GIVEN REQUEST: Give back each entry unchanged, minus pictures.

DATASET ENTRIES:
------------------------------------

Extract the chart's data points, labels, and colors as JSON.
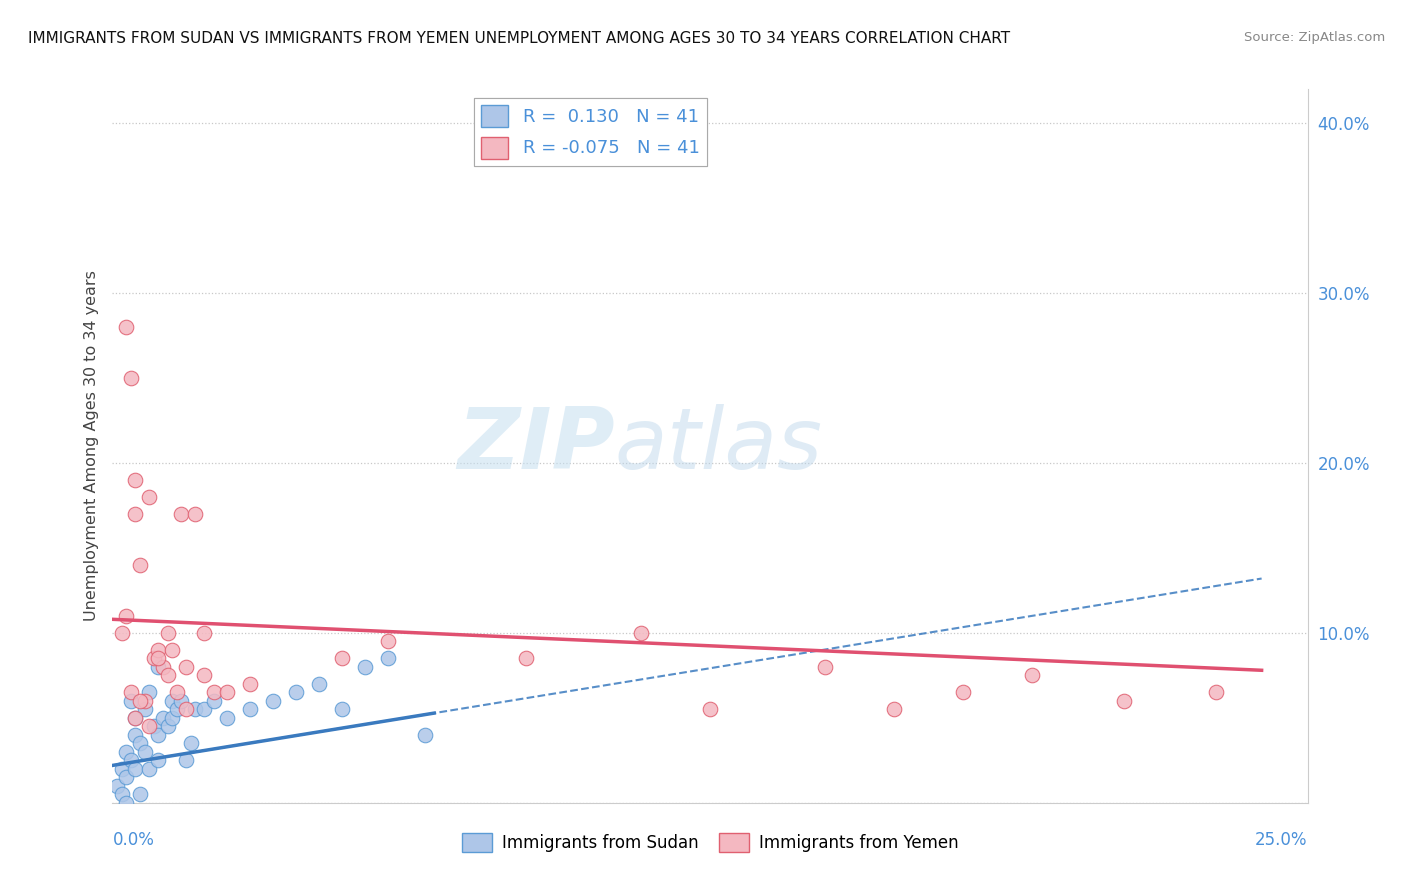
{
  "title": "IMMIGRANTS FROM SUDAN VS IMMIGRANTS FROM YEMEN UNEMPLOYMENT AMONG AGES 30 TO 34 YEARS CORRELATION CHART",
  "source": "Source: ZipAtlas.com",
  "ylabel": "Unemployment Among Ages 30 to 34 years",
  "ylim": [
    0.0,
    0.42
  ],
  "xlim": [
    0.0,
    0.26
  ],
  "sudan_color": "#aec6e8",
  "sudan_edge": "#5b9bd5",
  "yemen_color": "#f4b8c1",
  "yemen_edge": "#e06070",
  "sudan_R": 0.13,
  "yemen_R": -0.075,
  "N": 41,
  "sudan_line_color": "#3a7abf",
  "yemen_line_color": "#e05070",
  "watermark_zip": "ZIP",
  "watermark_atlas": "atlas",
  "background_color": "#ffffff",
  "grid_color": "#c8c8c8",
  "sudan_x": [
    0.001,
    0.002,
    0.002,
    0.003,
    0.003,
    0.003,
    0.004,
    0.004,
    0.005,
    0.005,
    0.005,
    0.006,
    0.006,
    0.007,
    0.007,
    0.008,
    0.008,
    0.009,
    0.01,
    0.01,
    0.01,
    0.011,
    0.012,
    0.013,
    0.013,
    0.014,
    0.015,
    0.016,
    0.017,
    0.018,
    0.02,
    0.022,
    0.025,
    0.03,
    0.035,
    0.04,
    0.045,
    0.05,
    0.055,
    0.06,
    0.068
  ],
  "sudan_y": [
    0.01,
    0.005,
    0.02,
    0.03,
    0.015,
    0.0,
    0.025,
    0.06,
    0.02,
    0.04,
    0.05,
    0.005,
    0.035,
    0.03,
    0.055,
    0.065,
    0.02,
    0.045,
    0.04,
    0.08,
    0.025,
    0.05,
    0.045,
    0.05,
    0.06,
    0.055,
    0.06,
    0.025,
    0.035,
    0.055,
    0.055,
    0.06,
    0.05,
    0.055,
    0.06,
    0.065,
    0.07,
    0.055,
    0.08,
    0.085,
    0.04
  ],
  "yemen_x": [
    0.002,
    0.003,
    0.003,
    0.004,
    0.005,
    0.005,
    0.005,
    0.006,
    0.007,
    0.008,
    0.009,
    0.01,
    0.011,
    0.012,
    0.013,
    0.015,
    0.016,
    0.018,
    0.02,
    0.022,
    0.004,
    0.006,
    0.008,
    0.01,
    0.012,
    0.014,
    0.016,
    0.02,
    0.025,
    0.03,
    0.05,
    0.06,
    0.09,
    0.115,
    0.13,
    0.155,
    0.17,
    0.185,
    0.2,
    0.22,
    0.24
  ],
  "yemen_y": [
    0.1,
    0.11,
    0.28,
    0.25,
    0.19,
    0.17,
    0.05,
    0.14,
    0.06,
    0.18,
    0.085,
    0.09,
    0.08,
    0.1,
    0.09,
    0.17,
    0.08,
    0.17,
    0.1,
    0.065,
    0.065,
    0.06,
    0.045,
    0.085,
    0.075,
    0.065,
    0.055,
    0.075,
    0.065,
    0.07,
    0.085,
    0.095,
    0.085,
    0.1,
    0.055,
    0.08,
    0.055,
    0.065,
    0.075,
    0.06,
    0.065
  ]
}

------------------------------------

SOLVED PROBLEM:
Extract the chart's data points, labels, and colors as JSON.
{
  "title": "IMMIGRANTS FROM SUDAN VS IMMIGRANTS FROM YEMEN UNEMPLOYMENT AMONG AGES 30 TO 34 YEARS CORRELATION CHART",
  "source": "Source: ZipAtlas.com",
  "ylabel": "Unemployment Among Ages 30 to 34 years",
  "ylim": [
    0.0,
    0.42
  ],
  "xlim": [
    0.0,
    0.26
  ],
  "sudan_color": "#aec6e8",
  "sudan_edge": "#5b9bd5",
  "yemen_color": "#f4b8c1",
  "yemen_edge": "#e06070",
  "sudan_R": 0.13,
  "yemen_R": -0.075,
  "N": 41,
  "sudan_line_color": "#3a7abf",
  "yemen_line_color": "#e05070",
  "watermark_zip": "ZIP",
  "watermark_atlas": "atlas",
  "background_color": "#ffffff",
  "grid_color": "#c8c8c8",
  "sudan_x": [
    0.001,
    0.002,
    0.002,
    0.003,
    0.003,
    0.003,
    0.004,
    0.004,
    0.005,
    0.005,
    0.005,
    0.006,
    0.006,
    0.007,
    0.007,
    0.008,
    0.008,
    0.009,
    0.01,
    0.01,
    0.01,
    0.011,
    0.012,
    0.013,
    0.013,
    0.014,
    0.015,
    0.016,
    0.017,
    0.018,
    0.02,
    0.022,
    0.025,
    0.03,
    0.035,
    0.04,
    0.045,
    0.05,
    0.055,
    0.06,
    0.068
  ],
  "sudan_y": [
    0.01,
    0.005,
    0.02,
    0.03,
    0.015,
    0.0,
    0.025,
    0.06,
    0.02,
    0.04,
    0.05,
    0.005,
    0.035,
    0.03,
    0.055,
    0.065,
    0.02,
    0.045,
    0.04,
    0.08,
    0.025,
    0.05,
    0.045,
    0.05,
    0.06,
    0.055,
    0.06,
    0.025,
    0.035,
    0.055,
    0.055,
    0.06,
    0.05,
    0.055,
    0.06,
    0.065,
    0.07,
    0.055,
    0.08,
    0.085,
    0.04
  ],
  "yemen_x": [
    0.002,
    0.003,
    0.003,
    0.004,
    0.005,
    0.005,
    0.005,
    0.006,
    0.007,
    0.008,
    0.009,
    0.01,
    0.011,
    0.012,
    0.013,
    0.015,
    0.016,
    0.018,
    0.02,
    0.022,
    0.004,
    0.006,
    0.008,
    0.01,
    0.012,
    0.014,
    0.016,
    0.02,
    0.025,
    0.03,
    0.05,
    0.06,
    0.09,
    0.115,
    0.13,
    0.155,
    0.17,
    0.185,
    0.2,
    0.22,
    0.24
  ],
  "yemen_y": [
    0.1,
    0.11,
    0.28,
    0.25,
    0.19,
    0.17,
    0.05,
    0.14,
    0.06,
    0.18,
    0.085,
    0.09,
    0.08,
    0.1,
    0.09,
    0.17,
    0.08,
    0.17,
    0.1,
    0.065,
    0.065,
    0.06,
    0.045,
    0.085,
    0.075,
    0.065,
    0.055,
    0.075,
    0.065,
    0.07,
    0.085,
    0.095,
    0.085,
    0.1,
    0.055,
    0.08,
    0.055,
    0.065,
    0.075,
    0.06,
    0.065
  ]
}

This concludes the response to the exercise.